## Direction
Reproduce the data in its entirety, exactly as supplied.

[Dataset items]
******************************

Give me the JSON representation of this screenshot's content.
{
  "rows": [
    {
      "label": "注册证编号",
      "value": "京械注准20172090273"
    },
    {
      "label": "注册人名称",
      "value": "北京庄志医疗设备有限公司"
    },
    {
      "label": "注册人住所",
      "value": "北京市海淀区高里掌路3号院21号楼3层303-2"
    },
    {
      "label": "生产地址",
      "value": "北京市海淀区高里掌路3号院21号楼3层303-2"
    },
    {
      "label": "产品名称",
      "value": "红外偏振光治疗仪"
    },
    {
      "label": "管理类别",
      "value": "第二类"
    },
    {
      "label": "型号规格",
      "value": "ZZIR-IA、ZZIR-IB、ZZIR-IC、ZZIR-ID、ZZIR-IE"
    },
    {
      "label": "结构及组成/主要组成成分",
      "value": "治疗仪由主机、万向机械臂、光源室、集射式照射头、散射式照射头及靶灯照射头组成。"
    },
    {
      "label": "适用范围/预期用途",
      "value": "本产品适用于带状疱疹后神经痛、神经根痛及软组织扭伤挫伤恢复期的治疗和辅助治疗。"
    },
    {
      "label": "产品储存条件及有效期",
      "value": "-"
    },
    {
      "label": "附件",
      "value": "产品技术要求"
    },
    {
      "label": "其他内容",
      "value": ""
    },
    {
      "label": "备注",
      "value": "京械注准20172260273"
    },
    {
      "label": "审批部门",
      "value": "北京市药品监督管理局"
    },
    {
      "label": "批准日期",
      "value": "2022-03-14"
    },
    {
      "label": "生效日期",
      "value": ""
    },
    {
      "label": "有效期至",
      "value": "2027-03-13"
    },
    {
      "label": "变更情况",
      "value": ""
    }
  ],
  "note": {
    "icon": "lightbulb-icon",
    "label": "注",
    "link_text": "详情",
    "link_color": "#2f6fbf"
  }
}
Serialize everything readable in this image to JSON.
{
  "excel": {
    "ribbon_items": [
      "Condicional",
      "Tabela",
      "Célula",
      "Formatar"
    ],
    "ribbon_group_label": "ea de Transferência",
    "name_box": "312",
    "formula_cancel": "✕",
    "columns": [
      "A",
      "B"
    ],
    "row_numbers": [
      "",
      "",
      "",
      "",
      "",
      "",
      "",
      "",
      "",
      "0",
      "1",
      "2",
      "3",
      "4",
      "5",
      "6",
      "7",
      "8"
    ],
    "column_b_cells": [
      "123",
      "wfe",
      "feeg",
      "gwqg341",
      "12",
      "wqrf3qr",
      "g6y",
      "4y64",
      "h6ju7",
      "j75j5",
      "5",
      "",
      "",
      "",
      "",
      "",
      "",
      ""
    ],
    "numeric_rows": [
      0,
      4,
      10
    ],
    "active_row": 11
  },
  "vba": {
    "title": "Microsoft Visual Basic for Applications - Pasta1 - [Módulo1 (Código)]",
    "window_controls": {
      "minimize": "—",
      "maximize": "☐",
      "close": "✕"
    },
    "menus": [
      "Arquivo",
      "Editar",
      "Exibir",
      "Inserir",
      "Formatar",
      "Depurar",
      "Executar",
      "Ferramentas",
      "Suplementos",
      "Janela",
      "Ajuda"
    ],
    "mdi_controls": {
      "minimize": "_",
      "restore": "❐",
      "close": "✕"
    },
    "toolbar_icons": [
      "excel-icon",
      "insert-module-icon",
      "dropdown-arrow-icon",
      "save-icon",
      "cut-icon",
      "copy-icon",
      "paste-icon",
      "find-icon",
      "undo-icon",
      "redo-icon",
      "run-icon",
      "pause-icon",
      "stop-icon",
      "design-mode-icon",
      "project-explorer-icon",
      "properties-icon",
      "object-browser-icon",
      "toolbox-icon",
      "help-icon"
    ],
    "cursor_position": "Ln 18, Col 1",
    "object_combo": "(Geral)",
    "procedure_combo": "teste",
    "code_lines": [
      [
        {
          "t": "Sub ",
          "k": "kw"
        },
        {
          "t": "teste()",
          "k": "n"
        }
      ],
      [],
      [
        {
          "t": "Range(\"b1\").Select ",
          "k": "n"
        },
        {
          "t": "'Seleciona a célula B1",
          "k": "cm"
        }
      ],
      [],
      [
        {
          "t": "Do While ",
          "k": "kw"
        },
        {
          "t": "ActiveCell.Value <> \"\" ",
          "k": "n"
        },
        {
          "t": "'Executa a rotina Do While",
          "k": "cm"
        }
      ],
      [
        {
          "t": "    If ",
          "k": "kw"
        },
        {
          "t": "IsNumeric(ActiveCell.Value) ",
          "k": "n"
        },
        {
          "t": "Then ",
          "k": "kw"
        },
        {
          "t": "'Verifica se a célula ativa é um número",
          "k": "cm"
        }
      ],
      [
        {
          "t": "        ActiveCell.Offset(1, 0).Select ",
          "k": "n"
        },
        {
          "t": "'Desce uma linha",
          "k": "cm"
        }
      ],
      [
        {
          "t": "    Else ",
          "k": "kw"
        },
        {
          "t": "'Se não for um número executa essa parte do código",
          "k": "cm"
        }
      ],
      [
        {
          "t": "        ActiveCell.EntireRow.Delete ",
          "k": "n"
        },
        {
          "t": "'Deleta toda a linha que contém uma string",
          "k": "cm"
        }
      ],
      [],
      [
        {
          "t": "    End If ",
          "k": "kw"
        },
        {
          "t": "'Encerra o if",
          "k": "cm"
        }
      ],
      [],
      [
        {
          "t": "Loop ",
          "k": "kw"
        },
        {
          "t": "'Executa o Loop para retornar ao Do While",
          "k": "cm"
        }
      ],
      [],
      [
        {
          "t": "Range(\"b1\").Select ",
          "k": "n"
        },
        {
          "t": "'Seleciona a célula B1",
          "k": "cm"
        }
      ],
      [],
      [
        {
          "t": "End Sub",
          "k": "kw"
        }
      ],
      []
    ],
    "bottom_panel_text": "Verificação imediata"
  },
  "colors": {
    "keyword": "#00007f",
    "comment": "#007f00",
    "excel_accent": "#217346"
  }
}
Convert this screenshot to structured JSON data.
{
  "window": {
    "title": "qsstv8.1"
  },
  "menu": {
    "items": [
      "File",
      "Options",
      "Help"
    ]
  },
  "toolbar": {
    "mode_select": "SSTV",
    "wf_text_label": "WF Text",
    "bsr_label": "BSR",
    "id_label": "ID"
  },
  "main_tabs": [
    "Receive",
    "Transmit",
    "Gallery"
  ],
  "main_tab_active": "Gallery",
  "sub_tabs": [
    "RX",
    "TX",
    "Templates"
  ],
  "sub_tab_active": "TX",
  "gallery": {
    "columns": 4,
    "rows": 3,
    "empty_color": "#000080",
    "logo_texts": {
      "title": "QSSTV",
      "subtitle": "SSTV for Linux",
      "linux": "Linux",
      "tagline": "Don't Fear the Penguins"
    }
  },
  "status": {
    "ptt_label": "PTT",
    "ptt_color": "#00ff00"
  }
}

******************************

## Expected answer
Give me the JSON representation of this screenshot's content.
{
  "rows": [
    {
      "label": "注册证编号",
      "value": "京械注准20172090273"
    },
    {
      "label": "注册人名称",
      "value": "北京庄志医疗设备有限公司"
    },
    {
      "label": "注册人住所",
      "value": "北京市海淀区高里掌路3号院21号楼3层303-2"
    },
    {
      "label": "生产地址",
      "value": "北京市海淀区高里掌路3号院21号楼3层303-2"
    },
    {
      "label": "产品名称",
      "value": "红外偏振光治疗仪"
    },
    {
      "label": "管理类别",
      "value": "第二类"
    },
    {
      "label": "型号规格",
      "value": "ZZIR-IA、ZZIR-IB、ZZIR-IC、ZZIR-ID、ZZIR-IE"
    },
    {
      "label": "结构及组成/主要组成成分",
      "value": "治疗仪由主机、万向机械臂、光源室、集射式照射头、散射式照射头及靶灯照射头组成。"
    },
    {
      "label": "适用范围/预期用途",
      "value": "本产品适用于带状疱疹后神经痛、神经根痛及软组织扭伤挫伤恢复期的治疗和辅助治疗。"
    },
    {
      "label": "产品储存条件及有效期",
      "value": "-"
    },
    {
      "label": "附件",
      "value": "产品技术要求"
    },
    {
      "label": "其他内容",
      "value": ""
    },
    {
      "label": "备注",
      "value": "京械注准20172260273"
    },
    {
      "label": "审批部门",
      "value": "北京市药品监督管理局"
    },
    {
      "label": "批准日期",
      "value": "2022-03-14"
    },
    {
      "label": "生效日期",
      "value": ""
    },
    {
      "label": "有效期至",
      "value": "2027-03-13"
    },
    {
      "label": "变更情况",
      "value": ""
    }
  ],
  "note": {
    "icon": "lightbulb-icon",
    "label": "注",
    "link_text": "详情",
    "link_color": "#2f6fbf"
  }
}
Serialize everything readable in this image to JSON.
{
  "excel": {
    "ribbon_items": [
      "Condicional",
      "Tabela",
      "Célula",
      "Formatar"
    ],
    "ribbon_group_label": "ea de Transferência",
    "name_box": "312",
    "formula_cancel": "✕",
    "columns": [
      "A",
      "B"
    ],
    "row_numbers": [
      "",
      "",
      "",
      "",
      "",
      "",
      "",
      "",
      "",
      "0",
      "1",
      "2",
      "3",
      "4",
      "5",
      "6",
      "7",
      "8"
    ],
    "column_b_cells": [
      "123",
      "wfe",
      "feeg",
      "gwqg341",
      "12",
      "wqrf3qr",
      "g6y",
      "4y64",
      "h6ju7",
      "j75j5",
      "5",
      "",
      "",
      "",
      "",
      "",
      "",
      ""
    ],
    "numeric_rows": [
      0,
      4,
      10
    ],
    "active_row": 11
  },
  "vba": {
    "title": "Microsoft Visual Basic for Applications - Pasta1 - [Módulo1 (Código)]",
    "window_controls": {
      "minimize": "—",
      "maximize": "☐",
      "close": "✕"
    },
    "menus": [
      "Arquivo",
      "Editar",
      "Exibir",
      "Inserir",
      "Formatar",
      "Depurar",
      "Executar",
      "Ferramentas",
      "Suplementos",
      "Janela",
      "Ajuda"
    ],
    "mdi_controls": {
      "minimize": "_",
      "restore": "❐",
      "close": "✕"
    },
    "toolbar_icons": [
      "excel-icon",
      "insert-module-icon",
      "dropdown-arrow-icon",
      "save-icon",
      "cut-icon",
      "copy-icon",
      "paste-icon",
      "find-icon",
      "undo-icon",
      "redo-icon",
      "run-icon",
      "pause-icon",
      "stop-icon",
      "design-mode-icon",
      "project-explorer-icon",
      "properties-icon",
      "object-browser-icon",
      "toolbox-icon",
      "help-icon"
    ],
    "cursor_position": "Ln 18, Col 1",
    "object_combo": "(Geral)",
    "procedure_combo": "teste",
    "code_lines": [
      [
        {
          "t": "Sub ",
          "k": "kw"
        },
        {
          "t": "teste()",
          "k": "n"
        }
      ],
      [],
      [
        {
          "t": "Range(\"b1\").Select ",
          "k": "n"
        },
        {
          "t": "'Seleciona a célula B1",
          "k": "cm"
        }
      ],
      [],
      [
        {
          "t": "Do While ",
          "k": "kw"
        },
        {
          "t": "ActiveCell.Value <> \"\" ",
          "k": "n"
        },
        {
          "t": "'Executa a rotina Do While",
          "k": "cm"
        }
      ],
      [
        {
          "t": "    If ",
          "k": "kw"
        },
        {
          "t": "IsNumeric(ActiveCell.Value) ",
          "k": "n"
        },
        {
          "t": "Then ",
          "k": "kw"
        },
        {
          "t": "'Verifica se a célula ativa é um número",
          "k": "cm"
        }
      ],
      [
        {
          "t": "        ActiveCell.Offset(1, 0).Select ",
          "k": "n"
        },
        {
          "t": "'Desce uma linha",
          "k": "cm"
        }
      ],
      [
        {
          "t": "    Else ",
          "k": "kw"
        },
        {
          "t": "'Se não for um número executa essa parte do código",
          "k": "cm"
        }
      ],
      [
        {
          "t": "        ActiveCell.EntireRow.Delete ",
          "k": "n"
        },
        {
          "t": "'Deleta toda a linha que contém uma string",
          "k": "cm"
        }
      ],
      [],
      [
        {
          "t": "    End If ",
          "k": "kw"
        },
        {
          "t": "'Encerra o if",
          "k": "cm"
        }
      ],
      [],
      [
        {
          "t": "Loop ",
          "k": "kw"
        },
        {
          "t": "'Executa o Loop para retornar ao Do While",
          "k": "cm"
        }
      ],
      [],
      [
        {
          "t": "Range(\"b1\").Select ",
          "k": "n"
        },
        {
          "t": "'Seleciona a célula B1",
          "k": "cm"
        }
      ],
      [],
      [
        {
          "t": "End Sub",
          "k": "kw"
        }
      ],
      []
    ],
    "bottom_panel_text": "Verificação imediata"
  },
  "colors": {
    "keyword": "#00007f",
    "comment": "#007f00",
    "excel_accent": "#217346"
  }
}
Convert this screenshot to structured JSON data.
{
  "window": {
    "title": "qsstv8.1"
  },
  "menu": {
    "items": [
      "File",
      "Options",
      "Help"
    ]
  },
  "toolbar": {
    "mode_select": "SSTV",
    "wf_text_label": "WF Text",
    "bsr_label": "BSR",
    "id_label": "ID"
  },
  "main_tabs": [
    "Receive",
    "Transmit",
    "Gallery"
  ],
  "main_tab_active": "Gallery",
  "sub_tabs": [
    "RX",
    "TX",
    "Templates"
  ],
  "sub_tab_active": "TX",
  "gallery": {
    "columns": 4,
    "rows": 3,
    "empty_color": "#000080",
    "logo_texts": {
      "title": "QSSTV",
      "subtitle": "SSTV for Linux",
      "linux": "Linux",
      "tagline": "Don't Fear the Penguins"
    }
  },
  "status": {
    "ptt_label": "PTT",
    "ptt_color": "#00ff00"
  }
}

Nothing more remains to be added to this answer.